RECORD LIST:
○ ○ ○ ○ ○
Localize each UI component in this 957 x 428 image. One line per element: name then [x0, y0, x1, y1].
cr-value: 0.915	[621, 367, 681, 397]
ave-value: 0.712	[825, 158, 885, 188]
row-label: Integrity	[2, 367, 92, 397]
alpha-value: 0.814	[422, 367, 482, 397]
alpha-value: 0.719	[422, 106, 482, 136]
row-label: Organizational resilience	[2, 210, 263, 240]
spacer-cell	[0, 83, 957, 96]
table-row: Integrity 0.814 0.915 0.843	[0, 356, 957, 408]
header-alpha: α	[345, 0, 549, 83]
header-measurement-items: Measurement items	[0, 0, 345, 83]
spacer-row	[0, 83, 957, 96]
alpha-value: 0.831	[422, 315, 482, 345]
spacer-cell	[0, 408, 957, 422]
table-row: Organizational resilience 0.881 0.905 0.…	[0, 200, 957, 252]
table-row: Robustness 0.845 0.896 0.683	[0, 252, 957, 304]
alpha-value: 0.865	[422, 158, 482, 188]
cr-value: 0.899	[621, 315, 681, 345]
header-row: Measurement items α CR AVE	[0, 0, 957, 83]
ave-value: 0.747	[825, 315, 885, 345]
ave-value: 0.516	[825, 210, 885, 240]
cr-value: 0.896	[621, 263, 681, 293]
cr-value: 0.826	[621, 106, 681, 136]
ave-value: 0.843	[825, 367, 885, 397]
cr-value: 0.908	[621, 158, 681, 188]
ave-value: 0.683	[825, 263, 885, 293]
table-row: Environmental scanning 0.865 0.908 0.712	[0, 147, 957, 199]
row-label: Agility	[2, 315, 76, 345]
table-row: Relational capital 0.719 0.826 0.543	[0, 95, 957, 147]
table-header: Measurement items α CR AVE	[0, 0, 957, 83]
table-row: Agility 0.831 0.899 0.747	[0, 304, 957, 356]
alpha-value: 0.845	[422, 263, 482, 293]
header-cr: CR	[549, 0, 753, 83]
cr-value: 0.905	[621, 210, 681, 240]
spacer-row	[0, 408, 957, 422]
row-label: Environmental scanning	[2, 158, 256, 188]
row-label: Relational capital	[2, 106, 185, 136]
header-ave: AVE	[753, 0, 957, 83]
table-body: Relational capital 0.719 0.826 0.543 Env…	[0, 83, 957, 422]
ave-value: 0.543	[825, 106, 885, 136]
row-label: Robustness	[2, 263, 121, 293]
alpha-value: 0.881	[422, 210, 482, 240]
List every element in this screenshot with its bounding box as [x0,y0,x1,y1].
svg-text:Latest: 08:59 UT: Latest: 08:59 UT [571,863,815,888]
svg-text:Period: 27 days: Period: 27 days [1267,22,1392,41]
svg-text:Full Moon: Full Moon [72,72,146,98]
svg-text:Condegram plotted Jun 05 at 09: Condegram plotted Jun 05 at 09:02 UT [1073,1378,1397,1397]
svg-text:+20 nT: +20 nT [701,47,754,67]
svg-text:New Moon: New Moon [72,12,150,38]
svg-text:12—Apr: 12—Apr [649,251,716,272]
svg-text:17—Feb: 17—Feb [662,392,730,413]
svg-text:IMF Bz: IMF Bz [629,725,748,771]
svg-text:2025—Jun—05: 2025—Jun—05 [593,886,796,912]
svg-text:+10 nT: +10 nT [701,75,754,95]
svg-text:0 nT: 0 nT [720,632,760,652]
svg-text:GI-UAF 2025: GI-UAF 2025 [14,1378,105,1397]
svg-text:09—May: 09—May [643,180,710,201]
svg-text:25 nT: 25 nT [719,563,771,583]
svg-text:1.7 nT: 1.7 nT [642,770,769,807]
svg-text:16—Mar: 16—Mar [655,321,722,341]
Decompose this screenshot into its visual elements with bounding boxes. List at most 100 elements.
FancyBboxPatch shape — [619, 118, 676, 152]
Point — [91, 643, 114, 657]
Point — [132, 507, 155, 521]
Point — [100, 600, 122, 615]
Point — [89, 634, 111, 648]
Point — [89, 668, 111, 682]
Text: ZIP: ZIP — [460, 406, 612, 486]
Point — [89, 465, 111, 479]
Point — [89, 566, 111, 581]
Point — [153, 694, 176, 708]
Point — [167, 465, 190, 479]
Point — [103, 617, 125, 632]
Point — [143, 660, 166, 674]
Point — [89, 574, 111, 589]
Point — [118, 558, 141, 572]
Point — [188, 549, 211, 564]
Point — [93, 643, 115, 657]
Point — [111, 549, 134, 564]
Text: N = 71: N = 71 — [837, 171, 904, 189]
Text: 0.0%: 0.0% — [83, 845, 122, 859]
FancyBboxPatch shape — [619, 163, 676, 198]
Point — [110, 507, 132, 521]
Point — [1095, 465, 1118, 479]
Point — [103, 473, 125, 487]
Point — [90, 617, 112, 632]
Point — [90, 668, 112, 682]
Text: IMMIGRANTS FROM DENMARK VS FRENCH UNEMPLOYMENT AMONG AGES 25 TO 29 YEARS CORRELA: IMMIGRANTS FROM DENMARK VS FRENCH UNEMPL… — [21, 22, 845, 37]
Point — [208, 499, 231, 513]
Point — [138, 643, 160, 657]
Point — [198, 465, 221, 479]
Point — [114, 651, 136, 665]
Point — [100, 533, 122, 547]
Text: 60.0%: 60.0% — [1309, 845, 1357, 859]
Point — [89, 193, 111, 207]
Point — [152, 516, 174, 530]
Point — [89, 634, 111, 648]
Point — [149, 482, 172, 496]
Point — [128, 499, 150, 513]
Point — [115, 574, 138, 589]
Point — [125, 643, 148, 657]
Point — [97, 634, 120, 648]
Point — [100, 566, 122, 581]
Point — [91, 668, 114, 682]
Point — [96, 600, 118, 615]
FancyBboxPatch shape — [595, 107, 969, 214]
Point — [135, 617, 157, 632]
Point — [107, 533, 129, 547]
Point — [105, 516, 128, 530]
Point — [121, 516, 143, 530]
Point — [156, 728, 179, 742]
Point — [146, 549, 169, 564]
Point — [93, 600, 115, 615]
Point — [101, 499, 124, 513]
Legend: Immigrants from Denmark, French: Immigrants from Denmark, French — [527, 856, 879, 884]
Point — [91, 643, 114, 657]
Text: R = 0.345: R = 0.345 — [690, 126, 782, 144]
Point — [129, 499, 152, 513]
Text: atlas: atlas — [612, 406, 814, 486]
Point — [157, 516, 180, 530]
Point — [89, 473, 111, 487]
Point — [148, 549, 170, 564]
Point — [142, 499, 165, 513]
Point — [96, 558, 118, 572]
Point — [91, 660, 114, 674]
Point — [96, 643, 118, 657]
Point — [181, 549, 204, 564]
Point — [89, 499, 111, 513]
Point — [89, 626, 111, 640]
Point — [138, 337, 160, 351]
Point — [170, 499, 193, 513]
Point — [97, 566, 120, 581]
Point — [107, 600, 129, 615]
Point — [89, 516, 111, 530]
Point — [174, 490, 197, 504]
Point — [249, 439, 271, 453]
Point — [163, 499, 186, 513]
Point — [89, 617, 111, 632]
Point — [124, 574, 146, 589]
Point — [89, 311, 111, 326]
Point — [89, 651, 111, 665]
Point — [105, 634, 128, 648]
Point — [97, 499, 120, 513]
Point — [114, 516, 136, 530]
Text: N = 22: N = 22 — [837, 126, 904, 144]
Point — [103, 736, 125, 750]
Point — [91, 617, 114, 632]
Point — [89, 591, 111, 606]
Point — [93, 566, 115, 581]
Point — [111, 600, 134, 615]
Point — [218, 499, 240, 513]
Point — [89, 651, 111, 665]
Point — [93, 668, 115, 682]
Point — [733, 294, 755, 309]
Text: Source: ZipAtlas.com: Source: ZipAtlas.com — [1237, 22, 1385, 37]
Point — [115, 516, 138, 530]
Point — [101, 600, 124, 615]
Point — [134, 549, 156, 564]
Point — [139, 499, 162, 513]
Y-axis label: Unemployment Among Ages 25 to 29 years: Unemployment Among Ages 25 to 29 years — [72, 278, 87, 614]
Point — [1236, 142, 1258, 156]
○ ○ ○ ○ ○
INSTRUCTION: Turn the records, from their first line through the line containing "0, 549, 83]", inclusive, into a numbered list, omitting any blank lines.

WRITTEN RESPONSE:
1. Localize each UI component in this 957 x 428 image. One line per element: name then [x0, y0, x1, y1].
2. cr-value: 0.915	[621, 367, 681, 397]
3. ave-value: 0.712	[825, 158, 885, 188]
4. row-label: Integrity	[2, 367, 92, 397]
5. alpha-value: 0.814	[422, 367, 482, 397]
6. alpha-value: 0.719	[422, 106, 482, 136]
7. row-label: Organizational resilience	[2, 210, 263, 240]
8. spacer-cell	[0, 83, 957, 96]
9. table-row: Integrity 0.814 0.915 0.843	[0, 356, 957, 408]
10. header-alpha: α	[345, 0, 549, 83]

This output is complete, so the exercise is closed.